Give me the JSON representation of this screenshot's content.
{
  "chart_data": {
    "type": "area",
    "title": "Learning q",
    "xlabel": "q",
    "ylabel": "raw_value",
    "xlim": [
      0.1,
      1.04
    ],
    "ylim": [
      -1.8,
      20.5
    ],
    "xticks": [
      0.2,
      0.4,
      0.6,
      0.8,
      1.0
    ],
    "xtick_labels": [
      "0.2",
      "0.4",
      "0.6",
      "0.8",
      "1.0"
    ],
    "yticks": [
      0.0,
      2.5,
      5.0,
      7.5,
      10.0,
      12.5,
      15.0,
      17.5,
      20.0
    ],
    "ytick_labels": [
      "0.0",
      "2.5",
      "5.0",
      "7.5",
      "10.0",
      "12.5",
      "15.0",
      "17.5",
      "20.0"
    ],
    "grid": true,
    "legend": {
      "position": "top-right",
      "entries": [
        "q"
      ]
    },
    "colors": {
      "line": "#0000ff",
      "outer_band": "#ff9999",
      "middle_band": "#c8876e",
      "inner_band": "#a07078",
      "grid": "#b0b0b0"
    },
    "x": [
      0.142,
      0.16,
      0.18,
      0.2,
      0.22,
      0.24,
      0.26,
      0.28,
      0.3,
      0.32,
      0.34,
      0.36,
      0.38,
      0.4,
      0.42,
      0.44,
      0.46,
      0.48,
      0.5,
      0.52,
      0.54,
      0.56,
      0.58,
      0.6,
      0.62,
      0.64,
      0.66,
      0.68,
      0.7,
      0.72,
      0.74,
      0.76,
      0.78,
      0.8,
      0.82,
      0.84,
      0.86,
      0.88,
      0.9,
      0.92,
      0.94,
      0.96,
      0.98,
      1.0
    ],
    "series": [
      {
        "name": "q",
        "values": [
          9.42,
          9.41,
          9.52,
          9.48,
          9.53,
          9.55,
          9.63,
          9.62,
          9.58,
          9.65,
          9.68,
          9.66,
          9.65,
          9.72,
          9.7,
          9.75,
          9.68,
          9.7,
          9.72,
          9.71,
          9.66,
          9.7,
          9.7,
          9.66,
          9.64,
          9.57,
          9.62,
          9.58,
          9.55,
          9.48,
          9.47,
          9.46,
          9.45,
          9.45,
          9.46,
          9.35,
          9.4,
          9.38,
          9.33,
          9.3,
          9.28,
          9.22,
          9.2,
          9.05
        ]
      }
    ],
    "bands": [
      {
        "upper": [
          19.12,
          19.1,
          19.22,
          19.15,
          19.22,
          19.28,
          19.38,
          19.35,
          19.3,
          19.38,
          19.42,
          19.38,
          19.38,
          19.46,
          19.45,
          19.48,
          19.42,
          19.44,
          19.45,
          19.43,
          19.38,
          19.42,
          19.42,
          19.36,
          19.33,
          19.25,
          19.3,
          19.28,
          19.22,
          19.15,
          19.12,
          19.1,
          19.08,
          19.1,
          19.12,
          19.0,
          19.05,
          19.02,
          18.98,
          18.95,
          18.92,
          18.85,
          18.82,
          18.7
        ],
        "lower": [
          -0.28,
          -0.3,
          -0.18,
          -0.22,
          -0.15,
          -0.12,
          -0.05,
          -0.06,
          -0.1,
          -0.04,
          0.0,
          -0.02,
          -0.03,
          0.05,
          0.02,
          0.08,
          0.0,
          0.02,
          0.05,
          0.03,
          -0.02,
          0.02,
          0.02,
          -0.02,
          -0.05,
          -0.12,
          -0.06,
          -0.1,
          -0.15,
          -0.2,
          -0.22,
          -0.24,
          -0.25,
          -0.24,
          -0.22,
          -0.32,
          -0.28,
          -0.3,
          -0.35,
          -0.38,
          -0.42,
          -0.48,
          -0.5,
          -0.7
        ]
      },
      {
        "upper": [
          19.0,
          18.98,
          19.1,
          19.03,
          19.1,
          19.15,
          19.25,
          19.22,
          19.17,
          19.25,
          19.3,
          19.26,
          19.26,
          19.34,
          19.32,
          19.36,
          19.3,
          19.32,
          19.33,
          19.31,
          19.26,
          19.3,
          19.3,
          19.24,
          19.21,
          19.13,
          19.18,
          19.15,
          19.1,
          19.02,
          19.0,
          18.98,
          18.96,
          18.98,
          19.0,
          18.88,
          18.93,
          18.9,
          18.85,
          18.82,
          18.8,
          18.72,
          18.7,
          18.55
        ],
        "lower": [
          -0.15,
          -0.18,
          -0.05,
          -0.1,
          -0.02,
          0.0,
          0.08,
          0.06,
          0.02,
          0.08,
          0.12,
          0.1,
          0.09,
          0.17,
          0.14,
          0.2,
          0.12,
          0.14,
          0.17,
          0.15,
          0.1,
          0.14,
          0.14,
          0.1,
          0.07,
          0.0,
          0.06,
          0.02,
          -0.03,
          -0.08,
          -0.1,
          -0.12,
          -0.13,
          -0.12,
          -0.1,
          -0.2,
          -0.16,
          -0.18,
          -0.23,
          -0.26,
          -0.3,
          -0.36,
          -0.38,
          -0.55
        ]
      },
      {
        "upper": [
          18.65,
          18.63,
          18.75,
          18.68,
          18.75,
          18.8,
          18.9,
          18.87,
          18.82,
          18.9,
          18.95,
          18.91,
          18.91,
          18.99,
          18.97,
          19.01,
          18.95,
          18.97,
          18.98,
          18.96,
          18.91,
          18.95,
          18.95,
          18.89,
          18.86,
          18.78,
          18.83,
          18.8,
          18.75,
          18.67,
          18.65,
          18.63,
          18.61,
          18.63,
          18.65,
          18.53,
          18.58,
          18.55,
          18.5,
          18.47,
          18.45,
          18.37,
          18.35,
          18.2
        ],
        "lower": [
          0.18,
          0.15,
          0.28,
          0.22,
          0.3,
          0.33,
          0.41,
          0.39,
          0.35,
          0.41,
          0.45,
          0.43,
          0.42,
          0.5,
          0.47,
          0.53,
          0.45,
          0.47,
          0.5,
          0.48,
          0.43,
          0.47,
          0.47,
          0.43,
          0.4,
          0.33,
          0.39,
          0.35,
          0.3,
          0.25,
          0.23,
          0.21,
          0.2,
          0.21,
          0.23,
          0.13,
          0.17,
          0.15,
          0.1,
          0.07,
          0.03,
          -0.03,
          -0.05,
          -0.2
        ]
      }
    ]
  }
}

##########

Repeat every entry word for word.

Give me the JSON representation of this screenshot's content.
{
  "chart_data": {
    "type": "area",
    "title": "Learning q",
    "xlabel": "q",
    "ylabel": "raw_value",
    "xlim": [
      0.1,
      1.04
    ],
    "ylim": [
      -1.8,
      20.5
    ],
    "xticks": [
      0.2,
      0.4,
      0.6,
      0.8,
      1.0
    ],
    "xtick_labels": [
      "0.2",
      "0.4",
      "0.6",
      "0.8",
      "1.0"
    ],
    "yticks": [
      0.0,
      2.5,
      5.0,
      7.5,
      10.0,
      12.5,
      15.0,
      17.5,
      20.0
    ],
    "ytick_labels": [
      "0.0",
      "2.5",
      "5.0",
      "7.5",
      "10.0",
      "12.5",
      "15.0",
      "17.5",
      "20.0"
    ],
    "grid": true,
    "legend": {
      "position": "top-right",
      "entries": [
        "q"
      ]
    },
    "colors": {
      "line": "#0000ff",
      "outer_band": "#ff9999",
      "middle_band": "#c8876e",
      "inner_band": "#a07078",
      "grid": "#b0b0b0"
    },
    "x": [
      0.142,
      0.16,
      0.18,
      0.2,
      0.22,
      0.24,
      0.26,
      0.28,
      0.3,
      0.32,
      0.34,
      0.36,
      0.38,
      0.4,
      0.42,
      0.44,
      0.46,
      0.48,
      0.5,
      0.52,
      0.54,
      0.56,
      0.58,
      0.6,
      0.62,
      0.64,
      0.66,
      0.68,
      0.7,
      0.72,
      0.74,
      0.76,
      0.78,
      0.8,
      0.82,
      0.84,
      0.86,
      0.88,
      0.9,
      0.92,
      0.94,
      0.96,
      0.98,
      1.0
    ],
    "series": [
      {
        "name": "q",
        "values": [
          9.42,
          9.41,
          9.52,
          9.48,
          9.53,
          9.55,
          9.63,
          9.62,
          9.58,
          9.65,
          9.68,
          9.66,
          9.65,
          9.72,
          9.7,
          9.75,
          9.68,
          9.7,
          9.72,
          9.71,
          9.66,
          9.7,
          9.7,
          9.66,
          9.64,
          9.57,
          9.62,
          9.58,
          9.55,
          9.48,
          9.47,
          9.46,
          9.45,
          9.45,
          9.46,
          9.35,
          9.4,
          9.38,
          9.33,
          9.3,
          9.28,
          9.22,
          9.2,
          9.05
        ]
      }
    ],
    "bands": [
      {
        "upper": [
          19.12,
          19.1,
          19.22,
          19.15,
          19.22,
          19.28,
          19.38,
          19.35,
          19.3,
          19.38,
          19.42,
          19.38,
          19.38,
          19.46,
          19.45,
          19.48,
          19.42,
          19.44,
          19.45,
          19.43,
          19.38,
          19.42,
          19.42,
          19.36,
          19.33,
          19.25,
          19.3,
          19.28,
          19.22,
          19.15,
          19.12,
          19.1,
          19.08,
          19.1,
          19.12,
          19.0,
          19.05,
          19.02,
          18.98,
          18.95,
          18.92,
          18.85,
          18.82,
          18.7
        ],
        "lower": [
          -0.28,
          -0.3,
          -0.18,
          -0.22,
          -0.15,
          -0.12,
          -0.05,
          -0.06,
          -0.1,
          -0.04,
          0.0,
          -0.02,
          -0.03,
          0.05,
          0.02,
          0.08,
          0.0,
          0.02,
          0.05,
          0.03,
          -0.02,
          0.02,
          0.02,
          -0.02,
          -0.05,
          -0.12,
          -0.06,
          -0.1,
          -0.15,
          -0.2,
          -0.22,
          -0.24,
          -0.25,
          -0.24,
          -0.22,
          -0.32,
          -0.28,
          -0.3,
          -0.35,
          -0.38,
          -0.42,
          -0.48,
          -0.5,
          -0.7
        ]
      },
      {
        "upper": [
          19.0,
          18.98,
          19.1,
          19.03,
          19.1,
          19.15,
          19.25,
          19.22,
          19.17,
          19.25,
          19.3,
          19.26,
          19.26,
          19.34,
          19.32,
          19.36,
          19.3,
          19.32,
          19.33,
          19.31,
          19.26,
          19.3,
          19.3,
          19.24,
          19.21,
          19.13,
          19.18,
          19.15,
          19.1,
          19.02,
          19.0,
          18.98,
          18.96,
          18.98,
          19.0,
          18.88,
          18.93,
          18.9,
          18.85,
          18.82,
          18.8,
          18.72,
          18.7,
          18.55
        ],
        "lower": [
          -0.15,
          -0.18,
          -0.05,
          -0.1,
          -0.02,
          0.0,
          0.08,
          0.06,
          0.02,
          0.08,
          0.12,
          0.1,
          0.09,
          0.17,
          0.14,
          0.2,
          0.12,
          0.14,
          0.17,
          0.15,
          0.1,
          0.14,
          0.14,
          0.1,
          0.07,
          0.0,
          0.06,
          0.02,
          -0.03,
          -0.08,
          -0.1,
          -0.12,
          -0.13,
          -0.12,
          -0.1,
          -0.2,
          -0.16,
          -0.18,
          -0.23,
          -0.26,
          -0.3,
          -0.36,
          -0.38,
          -0.55
        ]
      },
      {
        "upper": [
          18.65,
          18.63,
          18.75,
          18.68,
          18.75,
          18.8,
          18.9,
          18.87,
          18.82,
          18.9,
          18.95,
          18.91,
          18.91,
          18.99,
          18.97,
          19.01,
          18.95,
          18.97,
          18.98,
          18.96,
          18.91,
          18.95,
          18.95,
          18.89,
          18.86,
          18.78,
          18.83,
          18.8,
          18.75,
          18.67,
          18.65,
          18.63,
          18.61,
          18.63,
          18.65,
          18.53,
          18.58,
          18.55,
          18.5,
          18.47,
          18.45,
          18.37,
          18.35,
          18.2
        ],
        "lower": [
          0.18,
          0.15,
          0.28,
          0.22,
          0.3,
          0.33,
          0.41,
          0.39,
          0.35,
          0.41,
          0.45,
          0.43,
          0.42,
          0.5,
          0.47,
          0.53,
          0.45,
          0.47,
          0.5,
          0.48,
          0.43,
          0.47,
          0.47,
          0.43,
          0.4,
          0.33,
          0.39,
          0.35,
          0.3,
          0.25,
          0.23,
          0.21,
          0.2,
          0.21,
          0.23,
          0.13,
          0.17,
          0.15,
          0.1,
          0.07,
          0.03,
          -0.03,
          -0.05,
          -0.2
        ]
      }
    ]
  }
}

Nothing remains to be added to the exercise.